Records for the task:

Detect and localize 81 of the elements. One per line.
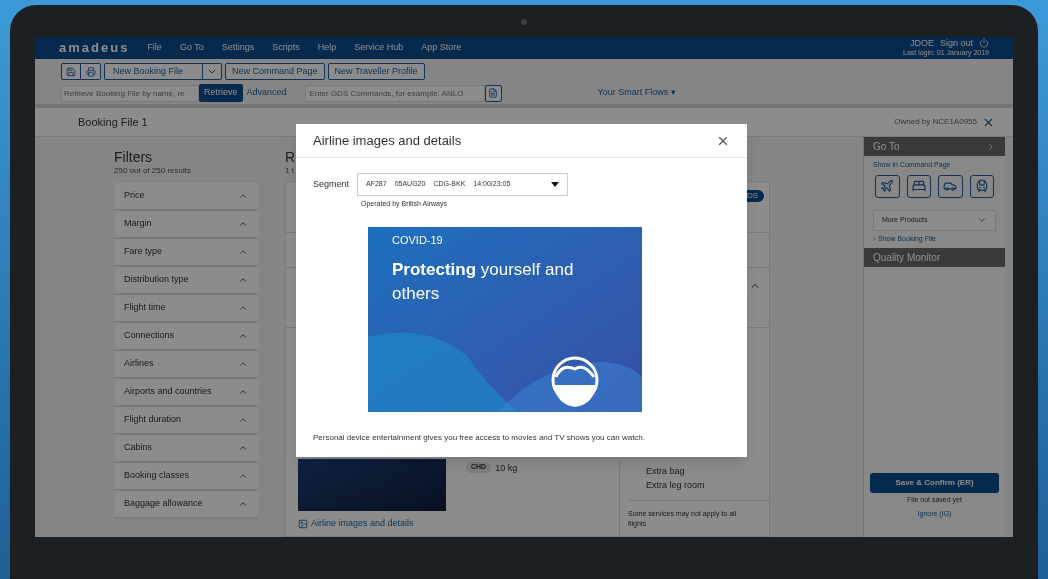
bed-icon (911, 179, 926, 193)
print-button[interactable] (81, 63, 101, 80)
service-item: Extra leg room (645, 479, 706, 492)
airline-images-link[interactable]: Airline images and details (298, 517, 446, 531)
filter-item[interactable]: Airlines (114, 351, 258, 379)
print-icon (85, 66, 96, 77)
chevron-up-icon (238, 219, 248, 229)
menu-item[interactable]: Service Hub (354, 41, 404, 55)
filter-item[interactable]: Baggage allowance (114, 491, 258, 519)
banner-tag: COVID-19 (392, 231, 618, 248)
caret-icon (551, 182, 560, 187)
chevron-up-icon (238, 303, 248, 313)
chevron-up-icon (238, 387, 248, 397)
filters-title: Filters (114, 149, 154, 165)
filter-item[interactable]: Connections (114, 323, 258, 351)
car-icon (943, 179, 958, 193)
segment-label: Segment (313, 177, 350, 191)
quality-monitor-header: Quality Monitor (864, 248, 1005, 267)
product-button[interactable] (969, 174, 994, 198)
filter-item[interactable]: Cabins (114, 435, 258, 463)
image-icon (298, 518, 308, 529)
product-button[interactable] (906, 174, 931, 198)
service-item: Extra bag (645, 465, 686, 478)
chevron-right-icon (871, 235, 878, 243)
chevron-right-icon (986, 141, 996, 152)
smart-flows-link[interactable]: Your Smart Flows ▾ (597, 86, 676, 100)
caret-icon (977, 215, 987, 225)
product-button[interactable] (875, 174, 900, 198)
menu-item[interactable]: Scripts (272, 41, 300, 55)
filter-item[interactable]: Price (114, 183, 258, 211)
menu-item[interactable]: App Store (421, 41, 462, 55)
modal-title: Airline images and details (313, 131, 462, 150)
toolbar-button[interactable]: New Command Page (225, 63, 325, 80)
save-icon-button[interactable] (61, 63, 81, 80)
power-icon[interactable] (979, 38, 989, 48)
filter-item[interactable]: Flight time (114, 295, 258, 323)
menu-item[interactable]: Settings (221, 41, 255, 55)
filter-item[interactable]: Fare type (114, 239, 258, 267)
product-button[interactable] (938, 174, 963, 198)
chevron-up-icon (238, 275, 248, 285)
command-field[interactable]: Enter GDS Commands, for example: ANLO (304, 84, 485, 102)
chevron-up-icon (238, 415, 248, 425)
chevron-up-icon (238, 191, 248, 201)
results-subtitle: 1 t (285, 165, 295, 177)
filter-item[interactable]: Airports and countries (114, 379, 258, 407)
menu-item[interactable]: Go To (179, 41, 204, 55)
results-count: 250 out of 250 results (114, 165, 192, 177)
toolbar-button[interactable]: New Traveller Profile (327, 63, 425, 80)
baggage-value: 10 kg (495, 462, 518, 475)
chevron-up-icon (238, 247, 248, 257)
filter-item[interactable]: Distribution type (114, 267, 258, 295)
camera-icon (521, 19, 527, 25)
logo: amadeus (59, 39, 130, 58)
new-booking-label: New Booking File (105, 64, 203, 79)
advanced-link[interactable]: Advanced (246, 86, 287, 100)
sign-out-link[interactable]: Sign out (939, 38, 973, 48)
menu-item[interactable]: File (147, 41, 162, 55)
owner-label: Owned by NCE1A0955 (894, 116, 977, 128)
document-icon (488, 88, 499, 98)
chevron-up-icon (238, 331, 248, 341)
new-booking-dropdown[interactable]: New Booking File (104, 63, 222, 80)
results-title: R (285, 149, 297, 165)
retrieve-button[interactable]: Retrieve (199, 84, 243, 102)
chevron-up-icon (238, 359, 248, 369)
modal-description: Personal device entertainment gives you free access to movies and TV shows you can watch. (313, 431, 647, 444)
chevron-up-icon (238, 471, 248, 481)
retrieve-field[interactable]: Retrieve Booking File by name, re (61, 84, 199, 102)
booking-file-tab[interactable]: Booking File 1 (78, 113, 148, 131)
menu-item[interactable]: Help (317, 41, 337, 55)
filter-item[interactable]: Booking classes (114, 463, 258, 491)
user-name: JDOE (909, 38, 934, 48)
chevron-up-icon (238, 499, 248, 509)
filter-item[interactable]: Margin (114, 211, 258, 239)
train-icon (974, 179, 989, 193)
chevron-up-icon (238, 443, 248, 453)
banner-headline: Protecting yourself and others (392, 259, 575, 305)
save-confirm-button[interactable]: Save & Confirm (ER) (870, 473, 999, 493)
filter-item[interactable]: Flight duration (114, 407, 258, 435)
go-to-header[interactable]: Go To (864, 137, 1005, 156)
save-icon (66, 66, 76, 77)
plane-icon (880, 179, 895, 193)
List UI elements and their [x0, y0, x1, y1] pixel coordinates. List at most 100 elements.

...

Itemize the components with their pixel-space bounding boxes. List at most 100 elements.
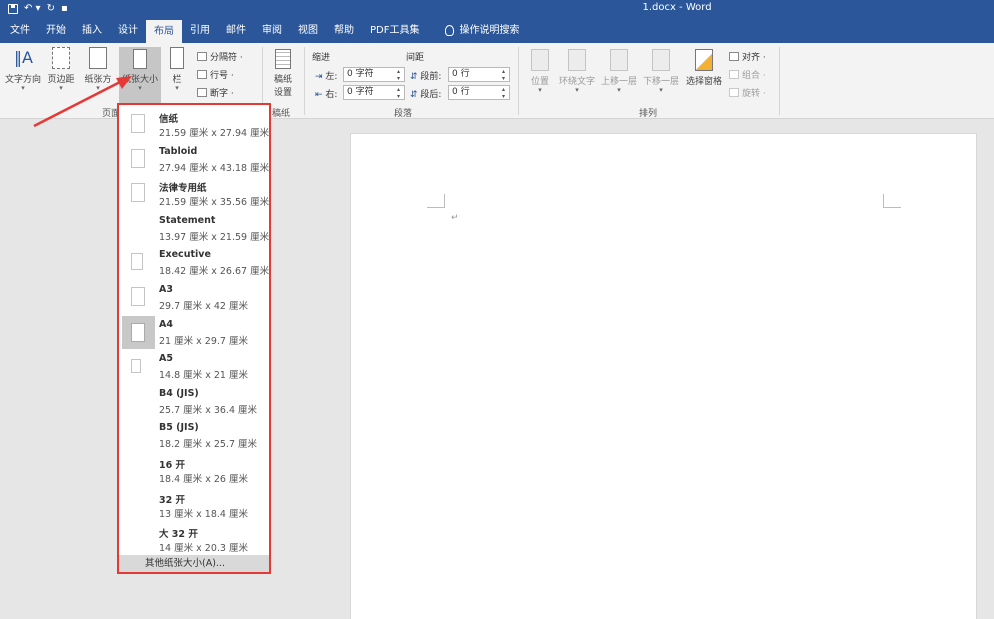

Work instructions:
Repeat the items word for word, beginning at the line that contains "Detect and localize" and stopping after the line that contains "segment-label: Segment (313, 177, 350, 191)". Leave the picture out of your answer.

Exercise answer:
Detect and localize 81 of the elements. One per line.
bed-icon (911, 179, 926, 193)
print-button[interactable] (81, 63, 101, 80)
service-item: Extra leg room (645, 479, 706, 492)
airline-images-link[interactable]: Airline images and details (298, 517, 446, 531)
filter-item[interactable]: Airlines (114, 351, 258, 379)
print-icon (85, 66, 96, 77)
chevron-up-icon (238, 219, 248, 229)
menu-item[interactable]: Service Hub (354, 41, 404, 55)
filter-item[interactable]: Baggage allowance (114, 491, 258, 519)
banner-tag: COVID-19 (392, 231, 618, 248)
caret-icon (551, 182, 560, 187)
chevron-up-icon (238, 303, 248, 313)
chevron-up-icon (238, 387, 248, 397)
filters-title: Filters (114, 149, 154, 165)
filter-item[interactable]: Connections (114, 323, 258, 351)
car-icon (943, 179, 958, 193)
segment-label: Segment (313, 177, 350, 191)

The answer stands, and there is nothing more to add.